## START

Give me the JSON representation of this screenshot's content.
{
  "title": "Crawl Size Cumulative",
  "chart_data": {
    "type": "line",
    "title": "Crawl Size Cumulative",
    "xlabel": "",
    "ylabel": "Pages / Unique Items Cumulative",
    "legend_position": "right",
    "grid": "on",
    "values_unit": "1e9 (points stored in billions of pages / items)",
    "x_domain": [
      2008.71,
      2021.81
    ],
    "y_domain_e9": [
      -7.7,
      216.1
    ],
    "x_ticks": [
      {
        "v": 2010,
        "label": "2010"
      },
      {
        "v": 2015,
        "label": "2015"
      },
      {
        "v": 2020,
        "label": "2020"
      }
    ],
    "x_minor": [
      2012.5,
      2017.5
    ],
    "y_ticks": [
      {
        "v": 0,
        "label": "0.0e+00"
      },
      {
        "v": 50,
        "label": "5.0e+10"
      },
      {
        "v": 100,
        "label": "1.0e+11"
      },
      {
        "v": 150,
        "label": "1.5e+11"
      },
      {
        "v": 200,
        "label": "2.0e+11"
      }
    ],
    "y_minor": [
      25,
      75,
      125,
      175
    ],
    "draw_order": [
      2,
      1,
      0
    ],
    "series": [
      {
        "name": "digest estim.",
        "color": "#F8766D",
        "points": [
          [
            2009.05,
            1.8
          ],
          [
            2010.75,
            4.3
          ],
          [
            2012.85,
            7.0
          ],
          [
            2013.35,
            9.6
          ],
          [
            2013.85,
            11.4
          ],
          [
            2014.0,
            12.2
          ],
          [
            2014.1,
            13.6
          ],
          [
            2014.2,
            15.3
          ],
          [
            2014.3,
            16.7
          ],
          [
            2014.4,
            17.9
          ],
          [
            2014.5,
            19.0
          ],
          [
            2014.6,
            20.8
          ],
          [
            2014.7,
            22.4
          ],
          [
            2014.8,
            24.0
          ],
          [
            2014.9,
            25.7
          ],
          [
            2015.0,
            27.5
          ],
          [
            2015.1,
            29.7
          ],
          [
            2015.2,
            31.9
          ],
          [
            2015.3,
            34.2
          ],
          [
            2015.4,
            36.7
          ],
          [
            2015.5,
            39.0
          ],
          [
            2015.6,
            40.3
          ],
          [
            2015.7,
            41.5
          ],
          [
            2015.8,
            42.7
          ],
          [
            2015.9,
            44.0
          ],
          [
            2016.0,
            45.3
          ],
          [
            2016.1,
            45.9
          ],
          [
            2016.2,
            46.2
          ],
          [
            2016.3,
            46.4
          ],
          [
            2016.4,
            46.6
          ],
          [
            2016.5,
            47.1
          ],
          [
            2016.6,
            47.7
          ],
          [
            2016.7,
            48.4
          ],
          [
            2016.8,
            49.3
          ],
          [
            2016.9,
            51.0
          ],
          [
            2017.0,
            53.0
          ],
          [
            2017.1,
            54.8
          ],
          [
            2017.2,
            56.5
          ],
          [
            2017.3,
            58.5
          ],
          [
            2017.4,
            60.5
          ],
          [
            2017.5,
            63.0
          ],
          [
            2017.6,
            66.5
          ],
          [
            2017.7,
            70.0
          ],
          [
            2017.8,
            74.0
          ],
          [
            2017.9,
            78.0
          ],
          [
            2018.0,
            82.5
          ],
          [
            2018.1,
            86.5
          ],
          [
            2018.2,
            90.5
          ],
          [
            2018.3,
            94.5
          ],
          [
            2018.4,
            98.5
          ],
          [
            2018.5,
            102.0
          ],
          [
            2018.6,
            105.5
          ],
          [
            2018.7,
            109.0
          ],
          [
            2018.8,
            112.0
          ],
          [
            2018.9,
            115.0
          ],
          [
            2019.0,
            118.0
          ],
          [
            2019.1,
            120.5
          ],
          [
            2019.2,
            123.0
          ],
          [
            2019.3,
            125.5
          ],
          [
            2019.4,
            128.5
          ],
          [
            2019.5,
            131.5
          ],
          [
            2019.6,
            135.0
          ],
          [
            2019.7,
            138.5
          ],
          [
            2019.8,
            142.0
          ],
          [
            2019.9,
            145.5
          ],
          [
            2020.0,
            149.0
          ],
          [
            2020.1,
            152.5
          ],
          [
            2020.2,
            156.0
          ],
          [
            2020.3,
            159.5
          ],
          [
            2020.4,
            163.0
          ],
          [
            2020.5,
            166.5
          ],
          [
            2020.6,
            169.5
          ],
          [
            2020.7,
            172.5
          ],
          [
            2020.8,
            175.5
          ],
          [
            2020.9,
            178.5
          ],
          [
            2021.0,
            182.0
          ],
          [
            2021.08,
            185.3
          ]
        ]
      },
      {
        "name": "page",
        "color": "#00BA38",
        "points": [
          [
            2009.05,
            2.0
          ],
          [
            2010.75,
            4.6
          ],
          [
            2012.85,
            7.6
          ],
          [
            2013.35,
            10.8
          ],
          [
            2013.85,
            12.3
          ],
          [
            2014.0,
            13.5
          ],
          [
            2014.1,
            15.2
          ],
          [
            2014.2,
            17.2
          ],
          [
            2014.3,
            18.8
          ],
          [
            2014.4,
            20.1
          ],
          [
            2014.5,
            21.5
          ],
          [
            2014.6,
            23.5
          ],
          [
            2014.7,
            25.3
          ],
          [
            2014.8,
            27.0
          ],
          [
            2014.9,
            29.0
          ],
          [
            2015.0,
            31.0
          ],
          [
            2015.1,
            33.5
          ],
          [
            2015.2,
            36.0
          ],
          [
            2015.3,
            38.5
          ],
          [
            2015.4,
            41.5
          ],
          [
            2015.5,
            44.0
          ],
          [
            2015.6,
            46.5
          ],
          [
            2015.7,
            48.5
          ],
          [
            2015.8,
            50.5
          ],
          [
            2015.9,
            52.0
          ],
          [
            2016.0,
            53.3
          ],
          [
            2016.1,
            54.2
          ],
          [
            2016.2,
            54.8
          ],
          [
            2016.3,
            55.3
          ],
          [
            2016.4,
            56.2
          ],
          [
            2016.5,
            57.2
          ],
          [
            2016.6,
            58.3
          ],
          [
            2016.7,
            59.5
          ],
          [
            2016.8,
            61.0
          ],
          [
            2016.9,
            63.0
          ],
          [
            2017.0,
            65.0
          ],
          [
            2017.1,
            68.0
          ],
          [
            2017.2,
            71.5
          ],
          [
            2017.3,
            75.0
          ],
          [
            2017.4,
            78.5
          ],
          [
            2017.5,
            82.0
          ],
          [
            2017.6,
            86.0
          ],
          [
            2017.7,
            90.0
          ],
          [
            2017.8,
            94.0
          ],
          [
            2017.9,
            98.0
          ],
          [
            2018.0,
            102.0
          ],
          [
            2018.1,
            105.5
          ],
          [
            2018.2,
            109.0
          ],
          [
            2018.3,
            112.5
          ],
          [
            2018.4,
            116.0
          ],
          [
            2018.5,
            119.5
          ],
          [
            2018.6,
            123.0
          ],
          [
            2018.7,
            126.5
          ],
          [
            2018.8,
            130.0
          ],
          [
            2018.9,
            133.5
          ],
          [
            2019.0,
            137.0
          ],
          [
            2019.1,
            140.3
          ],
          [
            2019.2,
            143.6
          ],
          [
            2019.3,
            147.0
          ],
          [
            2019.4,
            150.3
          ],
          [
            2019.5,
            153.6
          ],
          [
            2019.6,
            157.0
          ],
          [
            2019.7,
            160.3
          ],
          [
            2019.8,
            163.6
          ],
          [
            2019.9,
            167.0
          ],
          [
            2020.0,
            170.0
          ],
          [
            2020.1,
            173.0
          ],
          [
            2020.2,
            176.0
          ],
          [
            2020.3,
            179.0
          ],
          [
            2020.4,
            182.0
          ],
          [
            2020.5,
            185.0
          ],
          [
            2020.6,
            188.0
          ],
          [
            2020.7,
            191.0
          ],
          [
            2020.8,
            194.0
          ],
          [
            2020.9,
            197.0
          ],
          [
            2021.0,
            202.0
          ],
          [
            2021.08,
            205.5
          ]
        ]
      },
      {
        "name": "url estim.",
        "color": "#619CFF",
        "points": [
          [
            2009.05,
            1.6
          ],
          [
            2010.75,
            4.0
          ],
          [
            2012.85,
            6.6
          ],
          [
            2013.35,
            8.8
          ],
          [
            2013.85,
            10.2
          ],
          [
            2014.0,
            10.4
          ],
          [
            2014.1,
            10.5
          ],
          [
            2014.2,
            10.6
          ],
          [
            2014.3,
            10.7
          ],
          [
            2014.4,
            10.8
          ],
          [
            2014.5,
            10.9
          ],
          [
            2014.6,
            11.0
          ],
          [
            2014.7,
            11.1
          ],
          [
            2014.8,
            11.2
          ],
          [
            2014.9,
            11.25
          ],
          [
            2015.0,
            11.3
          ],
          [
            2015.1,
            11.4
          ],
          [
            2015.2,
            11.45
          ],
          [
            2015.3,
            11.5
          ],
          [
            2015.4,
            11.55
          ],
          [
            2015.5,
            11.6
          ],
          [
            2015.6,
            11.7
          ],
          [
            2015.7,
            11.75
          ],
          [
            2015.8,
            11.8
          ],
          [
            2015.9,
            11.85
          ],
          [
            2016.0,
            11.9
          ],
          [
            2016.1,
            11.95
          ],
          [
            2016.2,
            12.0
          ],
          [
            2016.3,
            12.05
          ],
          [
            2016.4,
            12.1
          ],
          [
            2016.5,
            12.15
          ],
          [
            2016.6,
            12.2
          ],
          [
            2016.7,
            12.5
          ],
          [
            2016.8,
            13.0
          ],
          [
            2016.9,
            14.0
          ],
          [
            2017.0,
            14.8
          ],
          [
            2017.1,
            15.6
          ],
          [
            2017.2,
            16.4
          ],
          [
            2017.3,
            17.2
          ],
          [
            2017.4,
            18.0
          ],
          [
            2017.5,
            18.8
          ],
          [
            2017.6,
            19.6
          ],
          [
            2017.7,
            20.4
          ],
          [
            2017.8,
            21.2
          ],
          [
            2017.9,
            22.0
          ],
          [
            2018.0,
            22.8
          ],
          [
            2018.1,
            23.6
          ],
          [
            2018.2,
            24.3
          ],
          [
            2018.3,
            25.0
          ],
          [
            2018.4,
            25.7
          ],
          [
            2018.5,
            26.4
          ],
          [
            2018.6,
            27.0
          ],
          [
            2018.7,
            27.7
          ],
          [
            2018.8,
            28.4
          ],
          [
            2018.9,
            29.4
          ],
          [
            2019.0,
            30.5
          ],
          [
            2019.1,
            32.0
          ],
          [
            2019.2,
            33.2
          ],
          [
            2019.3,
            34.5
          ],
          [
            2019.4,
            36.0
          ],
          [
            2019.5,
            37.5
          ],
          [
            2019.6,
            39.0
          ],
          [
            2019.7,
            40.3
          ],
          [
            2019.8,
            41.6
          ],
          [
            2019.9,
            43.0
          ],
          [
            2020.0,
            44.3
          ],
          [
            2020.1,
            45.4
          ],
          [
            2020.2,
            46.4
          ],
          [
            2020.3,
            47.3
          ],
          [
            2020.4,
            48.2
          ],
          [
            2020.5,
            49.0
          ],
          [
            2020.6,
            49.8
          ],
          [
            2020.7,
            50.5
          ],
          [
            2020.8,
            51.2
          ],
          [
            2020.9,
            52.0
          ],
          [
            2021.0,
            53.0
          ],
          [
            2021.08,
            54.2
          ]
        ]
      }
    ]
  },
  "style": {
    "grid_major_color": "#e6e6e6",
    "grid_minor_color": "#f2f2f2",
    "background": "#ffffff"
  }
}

## END

● Requirements
Return each line of the data that contains the string "title".

● Output below
  "title": "Crawl Size Cumulative",
    "title": "Crawl Size Cumulative",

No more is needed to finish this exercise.